┌─ Data shown

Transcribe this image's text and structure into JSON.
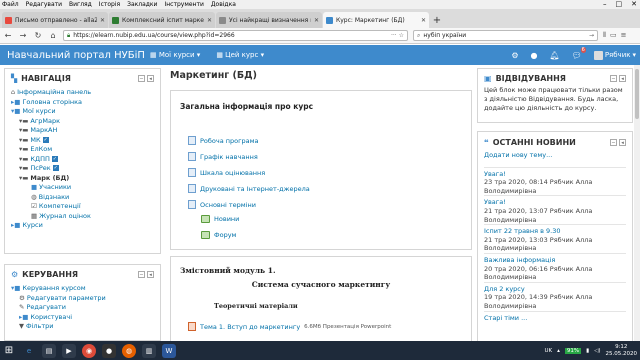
{
  "menubar": [
    "Файл",
    "Редагувати",
    "Вигляд",
    "Історія",
    "Закладки",
    "Інструменти",
    "Довідка"
  ],
  "tabs": [
    {
      "title": "Письмо отправлено - alla21",
      "color": "#e8493e",
      "active": false
    },
    {
      "title": "Комплексний іспит маркетин",
      "color": "#2e7d32",
      "active": false
    },
    {
      "title": "Усі найкращі визначення маркет",
      "color": "#8a8a8a",
      "active": false
    },
    {
      "title": "Курс: Маркетинг (БД)",
      "color": "#3e8acc",
      "active": true
    }
  ],
  "url": "https://elearn.nubip.edu.ua/course/view.php?id=2966",
  "search_value": "нубіп україни",
  "site": {
    "brand": "Навчальний портал НУБіП",
    "my_courses": "Мої курси",
    "this_course": "Цей курс",
    "user": "Рябчик",
    "msg_count": "6"
  },
  "nav_block": {
    "title": "НАВІГАЦІЯ",
    "items": [
      {
        "label": "Інформаційна панель",
        "icon": "home-icon",
        "checked": false
      },
      {
        "label": "Головна сторінка",
        "icon": "folder-icon",
        "checked": false
      },
      {
        "label": "Мої курси",
        "icon": "folder-icon",
        "checked": false
      },
      {
        "label": "АгрМарк",
        "icon": "course-icon",
        "checked": false
      },
      {
        "label": "МаркАН",
        "icon": "course-icon",
        "checked": false
      },
      {
        "label": "МК",
        "icon": "course-icon",
        "checked": true
      },
      {
        "label": "ЕлКом",
        "icon": "course-icon",
        "checked": false
      },
      {
        "label": "КДПП",
        "icon": "course-icon",
        "checked": true
      },
      {
        "label": "ПсРек",
        "icon": "course-icon",
        "checked": true
      },
      {
        "label": "Марк (БД)",
        "icon": "course-icon",
        "checked": false
      },
      {
        "label": "Учасники",
        "icon": "folder-icon",
        "checked": false
      },
      {
        "label": "Відзнаки",
        "icon": "shield-icon",
        "checked": false
      },
      {
        "label": "Компетенції",
        "icon": "check-icon",
        "checked": false
      },
      {
        "label": "Журнал оцінок",
        "icon": "grid-icon",
        "checked": false
      },
      {
        "label": "Курси",
        "icon": "folder-icon",
        "checked": false
      }
    ]
  },
  "admin_block": {
    "title": "КЕРУВАННЯ",
    "items": [
      {
        "label": "Керування курсом",
        "icon": "folder-icon"
      },
      {
        "label": "Редагувати параметри",
        "icon": "gear-icon"
      },
      {
        "label": "Редагувати",
        "icon": "pencil-icon"
      },
      {
        "label": "Користувачі",
        "icon": "folder-icon"
      },
      {
        "label": "Фільтри",
        "icon": "filter-icon"
      }
    ]
  },
  "main": {
    "page_title": "Маркетинг (БД)",
    "general_title": "Загальна інформація про курс",
    "activities": [
      {
        "label": "Робоча програма",
        "type": "doc"
      },
      {
        "label": "Графік навчання",
        "type": "doc"
      },
      {
        "label": "Шкала оцінювання",
        "type": "doc"
      },
      {
        "label": "Друковані та Інтернет-джерела",
        "type": "doc"
      },
      {
        "label": "Основні терміни",
        "type": "doc"
      },
      {
        "label": "Новини",
        "type": "forum"
      },
      {
        "label": "Форум",
        "type": "forum"
      }
    ],
    "module_title": "Змістовний модуль 1.",
    "module_subtitle": "Система сучасного маркетингу",
    "theory_label": "Теоретичні матеріали",
    "topic1": {
      "label": "Тема 1. Вступ до маркетингу",
      "meta": "6.6Мб Презентація Powerpoint"
    }
  },
  "attendance_block": {
    "title": "ВІДВІДУВАННЯ",
    "text": "Цей блок може працювати тільки разом з діяльністю Відвідування. Будь ласка, додайте цю діяльність до курсу."
  },
  "news_block": {
    "title": "ОСТАННІ НОВИНИ",
    "add_link": "Додати нову тему...",
    "items": [
      {
        "title": "Увага!",
        "date": "23 тра 2020, 08:14 Рябчик Алла",
        "author": "Володимирівна"
      },
      {
        "title": "Увага!",
        "date": "21 тра 2020, 13:07 Рябчик Алла",
        "author": "Володимирівна"
      },
      {
        "title": "Іспит 22 травня в 9.30",
        "date": "21 тра 2020, 13:03 Рябчик Алла",
        "author": "Володимирівна"
      },
      {
        "title": "Важлива інформація",
        "date": "20 тра 2020, 06:16 Рябчик Алла",
        "author": "Володимирівна"
      },
      {
        "title": "Для 2 курсу",
        "date": "19 тра 2020, 14:39 Рябчик Алла",
        "author": "Володимирівна"
      }
    ],
    "older": "Старі тіми ..."
  },
  "tray": {
    "lang": "UK",
    "battery": "91%",
    "time": "9:12",
    "date": "25.05.2020"
  }
}
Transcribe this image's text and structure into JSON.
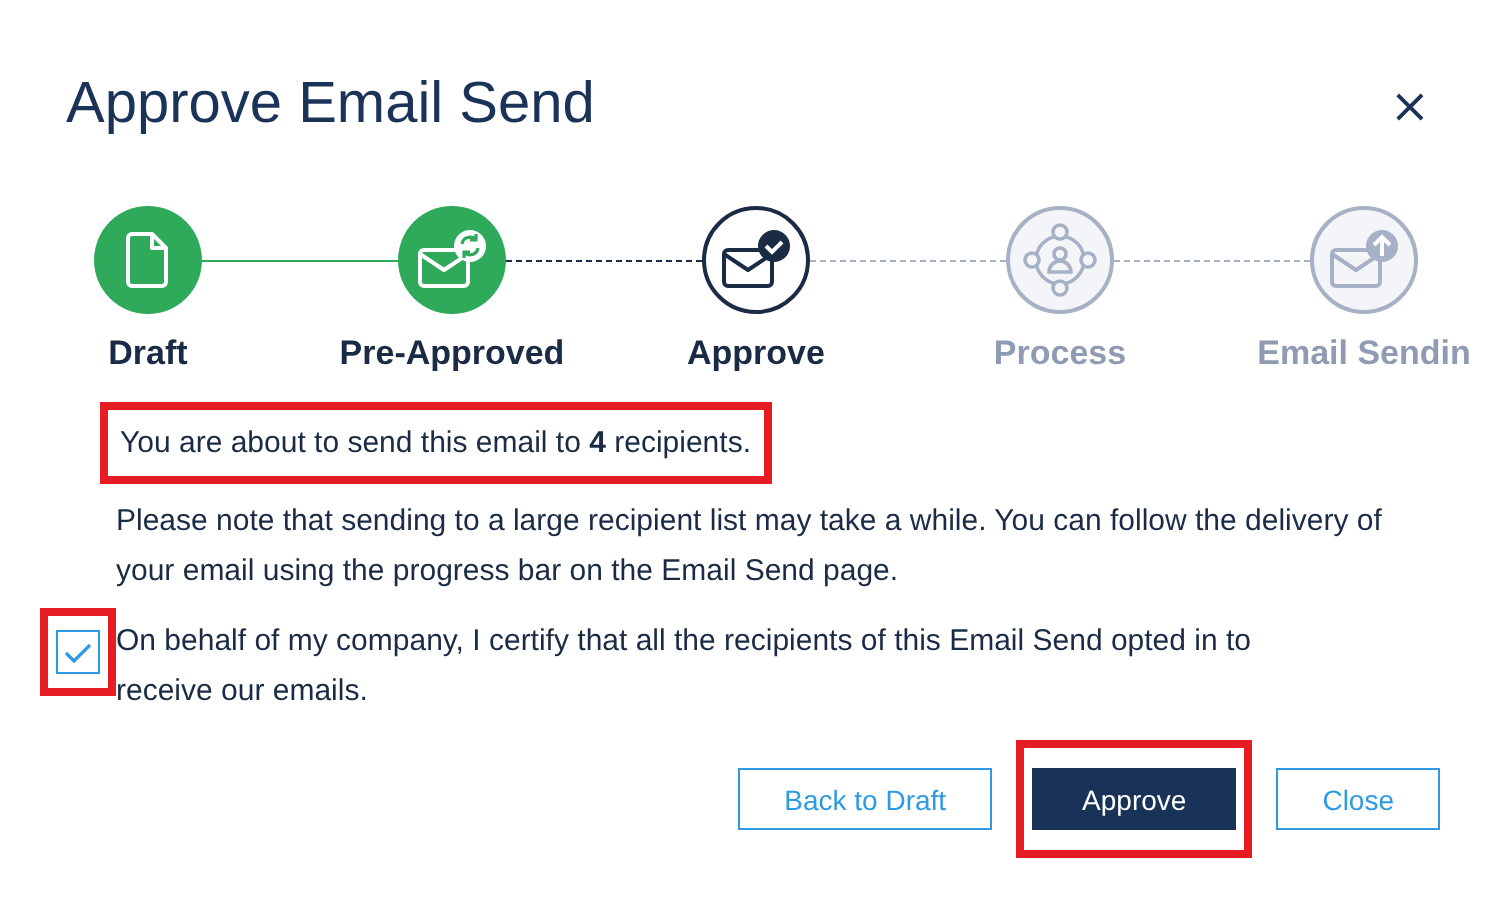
{
  "dialog": {
    "title": "Approve Email Send",
    "close_label": "×"
  },
  "steps": [
    {
      "label": "Draft",
      "kind": "done"
    },
    {
      "label": "Pre-Approved",
      "kind": "done"
    },
    {
      "label": "Approve",
      "kind": "current"
    },
    {
      "label": "Process",
      "kind": "pending"
    },
    {
      "label": "Email Sendin",
      "kind": "pending"
    }
  ],
  "intro": {
    "text": "You are about to send this email to **4** recipients.",
    "highlighted": true
  },
  "note": "Please note that sending to a large recipient list may take a while. You can follow the delivery of your email using the progress bar on the Email Send page.",
  "certify": {
    "label": "On behalf of my company, I certify that all the recipients of this Email Send opted in to receive our emails.",
    "checked": true,
    "highlighted": true
  },
  "buttons": [
    {
      "label": "Back to Draft",
      "kind": "secondary",
      "highlighted": false
    },
    {
      "label": "Approve",
      "kind": "primary",
      "highlighted": true
    },
    {
      "label": "Close",
      "kind": "secondary",
      "highlighted": false
    }
  ]
}
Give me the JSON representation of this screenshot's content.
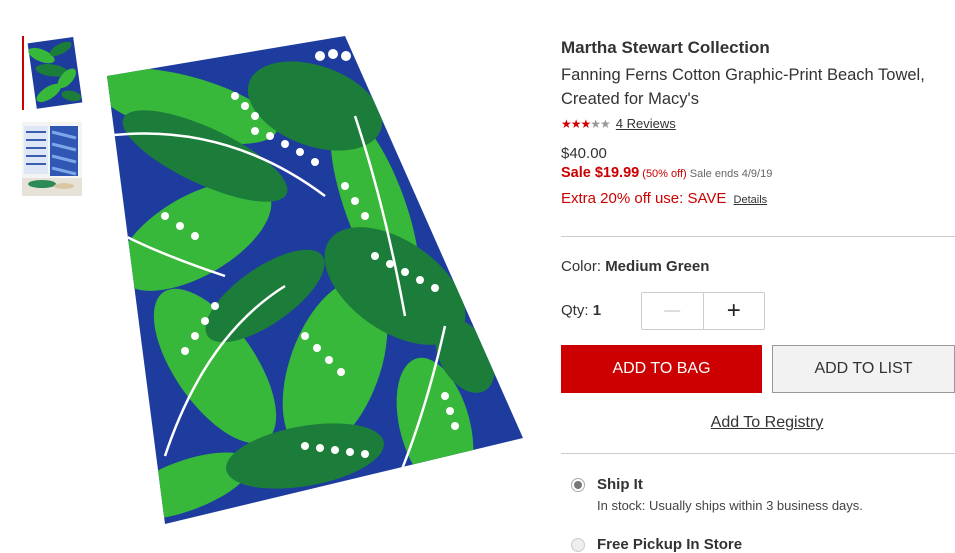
{
  "product": {
    "brand": "Martha Stewart Collection",
    "title_line1": "Fanning Ferns Cotton Graphic-Print Beach Towel,",
    "title_line2": "Created for Macy's",
    "rating": {
      "stars": 3,
      "max": 5,
      "reviews_label": "4 Reviews"
    },
    "original_price": "$40.00",
    "sale_label": "Sale $19.99",
    "sale_discount": "(50% off)",
    "sale_ends": "Sale ends 4/9/19",
    "extra_offer": "Extra 20% off use: SAVE",
    "details_label": "Details"
  },
  "selection": {
    "color_label": "Color:",
    "color_value": "Medium Green",
    "qty_label": "Qty:",
    "qty_value": "1",
    "minus_symbol": "—",
    "plus_symbol": "+"
  },
  "actions": {
    "add_to_bag": "ADD TO BAG",
    "add_to_list": "ADD TO LIST",
    "add_to_registry": "Add To Registry"
  },
  "shipping": [
    {
      "title": "Ship It",
      "subtitle": "In stock: Usually ships within 3 business days.",
      "selected": true
    },
    {
      "title": "Free Pickup In Store",
      "subtitle": "",
      "selected": false
    }
  ],
  "colors": {
    "brand_red": "#cc0000",
    "towel_blue": "#1d3c9e",
    "leaf_bright": "#38b83a",
    "leaf_dark": "#1c7d3a"
  },
  "images": {
    "main": "fern-beach-towel",
    "thumbnails": [
      "fern-beach-towel",
      "blue-towel-lifestyle"
    ]
  }
}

└─

● Task:
Keep the pictures out and write out the records exactly.

● Result of this exercise:
Transcribe this image's text and structure into JSON.
{
  "menubar": [
    "Файл",
    "Редагувати",
    "Вигляд",
    "Історія",
    "Закладки",
    "Інструменти",
    "Довідка"
  ],
  "tabs": [
    {
      "title": "Письмо отправлено - alla21",
      "color": "#e8493e",
      "active": false
    },
    {
      "title": "Комплексний іспит маркетин",
      "color": "#2e7d32",
      "active": false
    },
    {
      "title": "Усі найкращі визначення маркет",
      "color": "#8a8a8a",
      "active": false
    },
    {
      "title": "Курс: Маркетинг (БД)",
      "color": "#3e8acc",
      "active": true
    }
  ],
  "url": "https://elearn.nubip.edu.ua/course/view.php?id=2966",
  "search_value": "нубіп україни",
  "site": {
    "brand": "Навчальний портал НУБіП",
    "my_courses": "Мої курси",
    "this_course": "Цей курс",
    "user": "Рябчик",
    "msg_count": "6"
  },
  "nav_block": {
    "title": "НАВІГАЦІЯ",
    "items": [
      {
        "label": "Інформаційна панель",
        "icon": "home-icon",
        "checked": false
      },
      {
        "label": "Головна сторінка",
        "icon": "folder-icon",
        "checked": false
      },
      {
        "label": "Мої курси",
        "icon": "folder-icon",
        "checked": false
      },
      {
        "label": "АгрМарк",
        "icon": "course-icon",
        "checked": false
      },
      {
        "label": "МаркАН",
        "icon": "course-icon",
        "checked": false
      },
      {
        "label": "МК",
        "icon": "course-icon",
        "checked": true
      },
      {
        "label": "ЕлКом",
        "icon": "course-icon",
        "checked": false
      },
      {
        "label": "КДПП",
        "icon": "course-icon",
        "checked": true
      },
      {
        "label": "ПсРек",
        "icon": "course-icon",
        "checked": true
      },
      {
        "label": "Марк (БД)",
        "icon": "course-icon",
        "checked": false
      },
      {
        "label": "Учасники",
        "icon": "folder-icon",
        "checked": false
      },
      {
        "label": "Відзнаки",
        "icon": "shield-icon",
        "checked": false
      },
      {
        "label": "Компетенції",
        "icon": "check-icon",
        "checked": false
      },
      {
        "label": "Журнал оцінок",
        "icon": "grid-icon",
        "checked": false
      },
      {
        "label": "Курси",
        "icon": "folder-icon",
        "checked": false
      }
    ]
  },
  "admin_block": {
    "title": "КЕРУВАННЯ",
    "items": [
      {
        "label": "Керування курсом",
        "icon": "folder-icon"
      },
      {
        "label": "Редагувати параметри",
        "icon": "gear-icon"
      },
      {
        "label": "Редагувати",
        "icon": "pencil-icon"
      },
      {
        "label": "Користувачі",
        "icon": "folder-icon"
      },
      {
        "label": "Фільтри",
        "icon": "filter-icon"
      }
    ]
  },
  "main": {
    "page_title": "Маркетинг (БД)",
    "general_title": "Загальна інформація про курс",
    "activities": [
      {
        "label": "Робоча програма",
        "type": "doc"
      },
      {
        "label": "Графік навчання",
        "type": "doc"
      },
      {
        "label": "Шкала оцінювання",
        "type": "doc"
      },
      {
        "label": "Друковані та Інтернет-джерела",
        "type": "doc"
      },
      {
        "label": "Основні терміни",
        "type": "doc"
      },
      {
        "label": "Новини",
        "type": "forum"
      },
      {
        "label": "Форум",
        "type": "forum"
      }
    ],
    "module_title": "Змістовний модуль 1.",
    "module_subtitle": "Система сучасного маркетингу",
    "theory_label": "Теоретичні матеріали",
    "topic1": {
      "label": "Тема 1. Вступ до маркетингу",
      "meta": "6.6Мб Презентація Powerpoint"
    }
  },
  "attendance_block": {
    "title": "ВІДВІДУВАННЯ",
    "text": "Цей блок може працювати тільки разом з діяльністю Відвідування. Будь ласка, додайте цю діяльність до курсу."
  },
  "news_block": {
    "title": "ОСТАННІ НОВИНИ",
    "add_link": "Додати нову тему...",
    "items": [
      {
        "title": "Увага!",
        "date": "23 тра 2020, 08:14 Рябчик Алла",
        "author": "Володимирівна"
      },
      {
        "title": "Увага!",
        "date": "21 тра 2020, 13:07 Рябчик Алла",
        "author": "Володимирівна"
      },
      {
        "title": "Іспит 22 травня в 9.30",
        "date": "21 тра 2020, 13:03 Рябчик Алла",
        "author": "Володимирівна"
      },
      {
        "title": "Важлива інформація",
        "date": "20 тра 2020, 06:16 Рябчик Алла",
        "author": "Володимирівна"
      },
      {
        "title": "Для 2 курсу",
        "date": "19 тра 2020, 14:39 Рябчик Алла",
        "author": "Володимирівна"
      }
    ],
    "older": "Старі тіми ..."
  },
  "tray": {
    "lang": "UK",
    "battery": "91%",
    "time": "9:12",
    "date": "25.05.2020"
  }
}
Transcribe this image's text and structure into JSON.
{
  "dialog": {
    "title": "Approve Email Send",
    "close_label": "×"
  },
  "steps": [
    {
      "label": "Draft",
      "kind": "done"
    },
    {
      "label": "Pre-Approved",
      "kind": "done"
    },
    {
      "label": "Approve",
      "kind": "current"
    },
    {
      "label": "Process",
      "kind": "pending"
    },
    {
      "label": "Email Sendin",
      "kind": "pending"
    }
  ],
  "intro": {
    "text": "You are about to send this email to **4** recipients.",
    "highlighted": true
  },
  "note": "Please note that sending to a large recipient list may take a while. You can follow the delivery of your email using the progress bar on the Email Send page.",
  "certify": {
    "label": "On behalf of my company, I certify that all the recipients of this Email Send opted in to receive our emails.",
    "checked": true,
    "highlighted": true
  },
  "buttons": [
    {
      "label": "Back to Draft",
      "kind": "secondary",
      "highlighted": false
    },
    {
      "label": "Approve",
      "kind": "primary",
      "highlighted": true
    },
    {
      "label": "Close",
      "kind": "secondary",
      "highlighted": false
    }
  ]
}
Give me the JSON representation of this screenshot's content.
{
  "product": {
    "brand": "Martha Stewart Collection",
    "title_line1": "Fanning Ferns Cotton Graphic-Print Beach Towel,",
    "title_line2": "Created for Macy's",
    "rating": {
      "stars": 3,
      "max": 5,
      "reviews_label": "4 Reviews"
    },
    "original_price": "$40.00",
    "sale_label": "Sale $19.99",
    "sale_discount": "(50% off)",
    "sale_ends": "Sale ends 4/9/19",
    "extra_offer": "Extra 20% off use: SAVE",
    "details_label": "Details"
  },
  "selection": {
    "color_label": "Color:",
    "color_value": "Medium Green",
    "qty_label": "Qty:",
    "qty_value": "1",
    "minus_symbol": "—",
    "plus_symbol": "+"
  },
  "actions": {
    "add_to_bag": "ADD TO BAG",
    "add_to_list": "ADD TO LIST",
    "add_to_registry": "Add To Registry"
  },
  "shipping": [
    {
      "title": "Ship It",
      "subtitle": "In stock: Usually ships within 3 business days.",
      "selected": true
    },
    {
      "title": "Free Pickup In Store",
      "subtitle": "",
      "selected": false
    }
  ],
  "colors": {
    "brand_red": "#cc0000",
    "towel_blue": "#1d3c9e",
    "leaf_bright": "#38b83a",
    "leaf_dark": "#1c7d3a"
  },
  "images": {
    "main": "fern-beach-towel",
    "thumbnails": [
      "fern-beach-towel",
      "blue-towel-lifestyle"
    ]
  }
}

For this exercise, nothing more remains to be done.